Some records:
--------
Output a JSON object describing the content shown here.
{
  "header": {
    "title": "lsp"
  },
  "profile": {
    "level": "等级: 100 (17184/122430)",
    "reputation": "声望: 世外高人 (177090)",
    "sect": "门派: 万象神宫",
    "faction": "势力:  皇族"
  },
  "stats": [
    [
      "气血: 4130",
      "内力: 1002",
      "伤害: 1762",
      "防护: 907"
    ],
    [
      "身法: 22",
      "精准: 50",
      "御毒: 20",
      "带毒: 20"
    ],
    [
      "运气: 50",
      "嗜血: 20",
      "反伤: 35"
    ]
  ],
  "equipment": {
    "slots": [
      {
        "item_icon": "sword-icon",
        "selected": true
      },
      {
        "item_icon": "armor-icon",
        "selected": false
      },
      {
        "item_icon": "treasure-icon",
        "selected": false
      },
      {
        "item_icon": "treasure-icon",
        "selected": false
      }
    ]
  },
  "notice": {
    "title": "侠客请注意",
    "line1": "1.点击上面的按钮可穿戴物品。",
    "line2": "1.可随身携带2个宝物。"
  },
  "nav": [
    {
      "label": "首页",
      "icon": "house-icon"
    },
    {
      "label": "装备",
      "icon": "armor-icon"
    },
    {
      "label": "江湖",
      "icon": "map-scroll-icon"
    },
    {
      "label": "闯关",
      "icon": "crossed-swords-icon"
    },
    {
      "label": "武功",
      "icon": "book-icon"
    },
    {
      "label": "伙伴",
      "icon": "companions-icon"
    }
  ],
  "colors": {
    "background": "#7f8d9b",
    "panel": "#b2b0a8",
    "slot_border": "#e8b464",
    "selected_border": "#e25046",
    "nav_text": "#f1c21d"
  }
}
--------
Exercise description: Repeat every entry word for word.

Response to this task:
Output a JSON object describing the content shown here.
{
  "header": {
    "title": "lsp"
  },
  "profile": {
    "level": "等级: 100 (17184/122430)",
    "reputation": "声望: 世外高人 (177090)",
    "sect": "门派: 万象神宫",
    "faction": "势力:  皇族"
  },
  "stats": [
    [
      "气血: 4130",
      "内力: 1002",
      "伤害: 1762",
      "防护: 907"
    ],
    [
      "身法: 22",
      "精准: 50",
      "御毒: 20",
      "带毒: 20"
    ],
    [
      "运气: 50",
      "嗜血: 20",
      "反伤: 35"
    ]
  ],
  "equipment": {
    "slots": [
      {
        "item_icon": "sword-icon",
        "selected": true
      },
      {
        "item_icon": "armor-icon",
        "selected": false
      },
      {
        "item_icon": "treasure-icon",
        "selected": false
      },
      {
        "item_icon": "treasure-icon",
        "selected": false
      }
    ]
  },
  "notice": {
    "title": "侠客请注意",
    "line1": "1.点击上面的按钮可穿戴物品。",
    "line2": "1.可随身携带2个宝物。"
  },
  "nav": [
    {
      "label": "首页",
      "icon": "house-icon"
    },
    {
      "label": "装备",
      "icon": "armor-icon"
    },
    {
      "label": "江湖",
      "icon": "map-scroll-icon"
    },
    {
      "label": "闯关",
      "icon": "crossed-swords-icon"
    },
    {
      "label": "武功",
      "icon": "book-icon"
    },
    {
      "label": "伙伴",
      "icon": "companions-icon"
    }
  ],
  "colors": {
    "background": "#7f8d9b",
    "panel": "#b2b0a8",
    "slot_border": "#e8b464",
    "selected_border": "#e25046",
    "nav_text": "#f1c21d"
  }
}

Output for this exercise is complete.